_PROBLEM DESCRIPTION_
Search the listing for "smoothed" and copy every line where it appears.
— Start MATERIAL TO PROCESS —
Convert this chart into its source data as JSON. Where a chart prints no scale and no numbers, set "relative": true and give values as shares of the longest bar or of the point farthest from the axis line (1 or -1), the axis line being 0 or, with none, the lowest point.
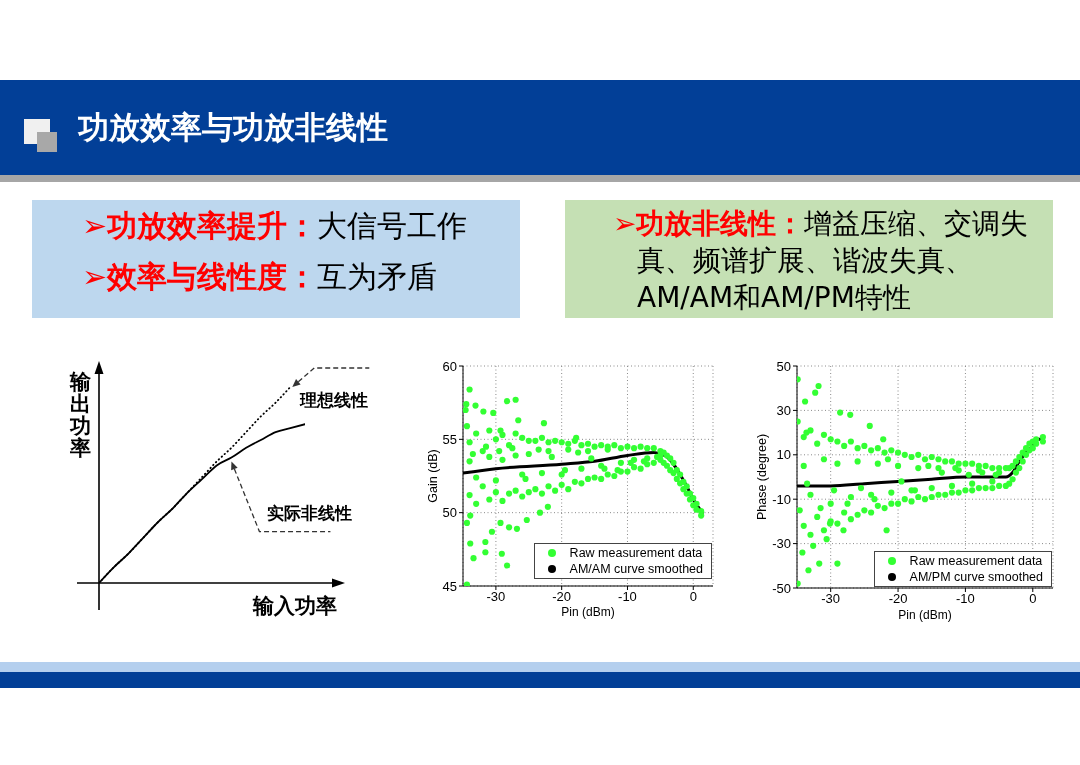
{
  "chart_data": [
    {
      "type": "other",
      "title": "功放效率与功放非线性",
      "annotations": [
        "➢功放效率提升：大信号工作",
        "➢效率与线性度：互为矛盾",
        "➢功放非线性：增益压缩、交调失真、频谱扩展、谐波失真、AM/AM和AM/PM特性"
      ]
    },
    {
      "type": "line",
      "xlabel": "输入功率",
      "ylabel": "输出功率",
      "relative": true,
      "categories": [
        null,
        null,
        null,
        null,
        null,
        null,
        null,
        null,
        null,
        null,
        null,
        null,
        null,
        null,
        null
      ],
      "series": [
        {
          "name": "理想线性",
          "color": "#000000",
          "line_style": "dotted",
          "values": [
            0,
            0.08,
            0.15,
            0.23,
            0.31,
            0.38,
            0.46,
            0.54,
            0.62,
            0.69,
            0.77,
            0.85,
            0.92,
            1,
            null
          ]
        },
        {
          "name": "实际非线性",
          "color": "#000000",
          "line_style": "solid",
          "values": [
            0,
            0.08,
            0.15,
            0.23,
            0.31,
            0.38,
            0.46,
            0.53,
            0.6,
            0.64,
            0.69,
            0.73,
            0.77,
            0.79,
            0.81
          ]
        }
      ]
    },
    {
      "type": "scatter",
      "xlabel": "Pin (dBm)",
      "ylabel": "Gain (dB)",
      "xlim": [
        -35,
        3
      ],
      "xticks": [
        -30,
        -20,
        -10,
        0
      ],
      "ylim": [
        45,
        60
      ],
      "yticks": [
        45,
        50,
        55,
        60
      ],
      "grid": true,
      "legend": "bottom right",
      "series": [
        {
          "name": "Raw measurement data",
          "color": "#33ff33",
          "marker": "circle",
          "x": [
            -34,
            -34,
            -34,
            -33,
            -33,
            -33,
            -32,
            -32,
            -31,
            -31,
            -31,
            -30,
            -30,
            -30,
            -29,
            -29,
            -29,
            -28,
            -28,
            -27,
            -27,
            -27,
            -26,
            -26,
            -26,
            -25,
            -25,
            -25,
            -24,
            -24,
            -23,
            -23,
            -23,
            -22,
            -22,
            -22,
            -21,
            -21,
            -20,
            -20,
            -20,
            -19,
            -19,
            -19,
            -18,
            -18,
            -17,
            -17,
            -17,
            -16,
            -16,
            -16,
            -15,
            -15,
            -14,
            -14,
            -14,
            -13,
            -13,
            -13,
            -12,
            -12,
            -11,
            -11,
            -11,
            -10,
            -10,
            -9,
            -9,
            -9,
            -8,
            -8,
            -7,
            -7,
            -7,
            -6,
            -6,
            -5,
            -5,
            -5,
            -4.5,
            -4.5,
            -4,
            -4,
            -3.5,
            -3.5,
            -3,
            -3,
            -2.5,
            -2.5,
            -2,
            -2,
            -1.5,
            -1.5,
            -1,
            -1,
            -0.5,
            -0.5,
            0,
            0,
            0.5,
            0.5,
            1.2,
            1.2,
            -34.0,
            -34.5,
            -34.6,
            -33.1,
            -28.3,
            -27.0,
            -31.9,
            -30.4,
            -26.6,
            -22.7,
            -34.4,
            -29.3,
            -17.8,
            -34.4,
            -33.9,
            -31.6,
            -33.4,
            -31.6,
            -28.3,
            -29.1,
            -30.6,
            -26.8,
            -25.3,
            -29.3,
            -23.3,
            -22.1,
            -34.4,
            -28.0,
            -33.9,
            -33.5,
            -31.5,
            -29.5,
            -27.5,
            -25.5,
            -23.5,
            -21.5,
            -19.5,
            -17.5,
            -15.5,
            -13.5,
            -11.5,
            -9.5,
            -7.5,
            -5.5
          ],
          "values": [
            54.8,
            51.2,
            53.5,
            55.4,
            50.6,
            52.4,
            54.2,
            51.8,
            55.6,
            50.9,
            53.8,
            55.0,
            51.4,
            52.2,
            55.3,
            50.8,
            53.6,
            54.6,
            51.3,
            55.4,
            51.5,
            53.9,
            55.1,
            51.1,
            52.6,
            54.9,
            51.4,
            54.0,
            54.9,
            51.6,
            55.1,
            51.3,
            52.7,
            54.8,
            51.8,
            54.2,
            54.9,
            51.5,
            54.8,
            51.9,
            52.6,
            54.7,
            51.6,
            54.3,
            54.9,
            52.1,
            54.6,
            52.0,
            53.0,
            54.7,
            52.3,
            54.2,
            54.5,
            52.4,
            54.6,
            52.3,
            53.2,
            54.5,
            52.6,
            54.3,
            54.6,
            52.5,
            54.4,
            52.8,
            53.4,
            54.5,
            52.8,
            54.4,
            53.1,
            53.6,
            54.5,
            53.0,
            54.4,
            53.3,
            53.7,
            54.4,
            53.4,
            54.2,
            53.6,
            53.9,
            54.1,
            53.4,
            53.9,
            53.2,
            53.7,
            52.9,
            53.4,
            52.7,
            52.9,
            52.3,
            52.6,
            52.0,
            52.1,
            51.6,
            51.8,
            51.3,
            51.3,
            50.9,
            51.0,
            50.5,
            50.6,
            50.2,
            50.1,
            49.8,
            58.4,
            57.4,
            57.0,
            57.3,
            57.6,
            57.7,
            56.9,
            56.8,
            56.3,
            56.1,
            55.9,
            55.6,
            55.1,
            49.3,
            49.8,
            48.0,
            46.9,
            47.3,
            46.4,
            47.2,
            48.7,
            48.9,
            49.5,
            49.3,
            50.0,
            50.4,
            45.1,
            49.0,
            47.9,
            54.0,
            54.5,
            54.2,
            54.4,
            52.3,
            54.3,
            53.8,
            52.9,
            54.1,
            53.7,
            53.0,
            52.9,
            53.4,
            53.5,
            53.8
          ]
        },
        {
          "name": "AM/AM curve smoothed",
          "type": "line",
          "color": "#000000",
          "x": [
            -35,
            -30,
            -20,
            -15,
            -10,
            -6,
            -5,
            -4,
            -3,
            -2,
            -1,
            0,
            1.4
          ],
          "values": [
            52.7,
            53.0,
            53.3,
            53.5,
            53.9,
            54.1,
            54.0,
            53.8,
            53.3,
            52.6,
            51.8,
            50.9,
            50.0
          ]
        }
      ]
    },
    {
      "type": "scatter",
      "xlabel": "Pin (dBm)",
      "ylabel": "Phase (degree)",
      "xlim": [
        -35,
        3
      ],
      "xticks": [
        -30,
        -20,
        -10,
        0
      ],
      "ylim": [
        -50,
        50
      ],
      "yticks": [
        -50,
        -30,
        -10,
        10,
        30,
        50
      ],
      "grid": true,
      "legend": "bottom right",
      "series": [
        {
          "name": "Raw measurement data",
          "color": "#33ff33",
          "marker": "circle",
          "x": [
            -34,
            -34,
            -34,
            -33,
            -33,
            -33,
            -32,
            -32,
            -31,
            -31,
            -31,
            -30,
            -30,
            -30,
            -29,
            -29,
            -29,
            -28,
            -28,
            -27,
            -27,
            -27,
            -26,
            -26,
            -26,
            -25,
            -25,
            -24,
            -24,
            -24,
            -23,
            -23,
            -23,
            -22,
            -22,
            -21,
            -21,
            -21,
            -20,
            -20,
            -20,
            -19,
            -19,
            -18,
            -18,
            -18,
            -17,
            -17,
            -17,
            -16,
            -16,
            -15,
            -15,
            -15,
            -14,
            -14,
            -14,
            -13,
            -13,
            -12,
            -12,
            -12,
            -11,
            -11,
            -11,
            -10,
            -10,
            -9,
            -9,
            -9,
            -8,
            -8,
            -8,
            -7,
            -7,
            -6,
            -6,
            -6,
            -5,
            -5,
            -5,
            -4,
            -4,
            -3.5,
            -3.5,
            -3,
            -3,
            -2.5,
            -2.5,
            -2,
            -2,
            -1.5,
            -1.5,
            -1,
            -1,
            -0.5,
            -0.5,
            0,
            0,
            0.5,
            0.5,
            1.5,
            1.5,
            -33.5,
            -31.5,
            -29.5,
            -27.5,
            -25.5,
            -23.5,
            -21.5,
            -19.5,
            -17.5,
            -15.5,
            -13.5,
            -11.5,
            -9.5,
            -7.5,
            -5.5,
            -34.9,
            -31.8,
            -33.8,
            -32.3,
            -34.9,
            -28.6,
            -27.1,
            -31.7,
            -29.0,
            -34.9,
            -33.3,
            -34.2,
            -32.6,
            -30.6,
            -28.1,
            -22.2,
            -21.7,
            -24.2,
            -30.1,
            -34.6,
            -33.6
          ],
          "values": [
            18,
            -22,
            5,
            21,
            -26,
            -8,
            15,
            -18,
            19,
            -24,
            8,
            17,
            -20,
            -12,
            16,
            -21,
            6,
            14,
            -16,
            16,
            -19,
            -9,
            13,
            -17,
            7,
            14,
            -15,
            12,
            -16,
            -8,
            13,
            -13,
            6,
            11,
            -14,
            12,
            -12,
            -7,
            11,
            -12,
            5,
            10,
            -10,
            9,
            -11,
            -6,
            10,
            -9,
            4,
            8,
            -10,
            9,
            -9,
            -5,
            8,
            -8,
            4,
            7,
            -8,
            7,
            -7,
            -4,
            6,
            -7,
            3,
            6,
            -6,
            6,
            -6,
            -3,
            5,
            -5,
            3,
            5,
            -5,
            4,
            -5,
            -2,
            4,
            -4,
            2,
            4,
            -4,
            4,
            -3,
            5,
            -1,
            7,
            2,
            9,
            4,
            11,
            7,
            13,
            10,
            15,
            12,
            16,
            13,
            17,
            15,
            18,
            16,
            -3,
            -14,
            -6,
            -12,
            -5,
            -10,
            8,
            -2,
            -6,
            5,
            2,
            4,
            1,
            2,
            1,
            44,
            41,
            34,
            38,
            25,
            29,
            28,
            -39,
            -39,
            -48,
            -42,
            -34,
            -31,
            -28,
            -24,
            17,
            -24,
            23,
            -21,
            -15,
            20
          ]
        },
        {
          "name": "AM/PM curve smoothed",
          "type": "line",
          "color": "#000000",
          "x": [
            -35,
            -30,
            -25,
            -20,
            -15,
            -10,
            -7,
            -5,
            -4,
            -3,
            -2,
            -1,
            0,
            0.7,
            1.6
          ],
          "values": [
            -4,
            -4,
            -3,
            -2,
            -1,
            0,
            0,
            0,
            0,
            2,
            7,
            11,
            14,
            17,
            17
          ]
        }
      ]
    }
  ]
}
— End MATERIAL TO PROCESS —
_ANSWER TO THIS PROBLEM_
          "name": "AM/AM curve smoothed",
          "name": "AM/PM curve smoothed",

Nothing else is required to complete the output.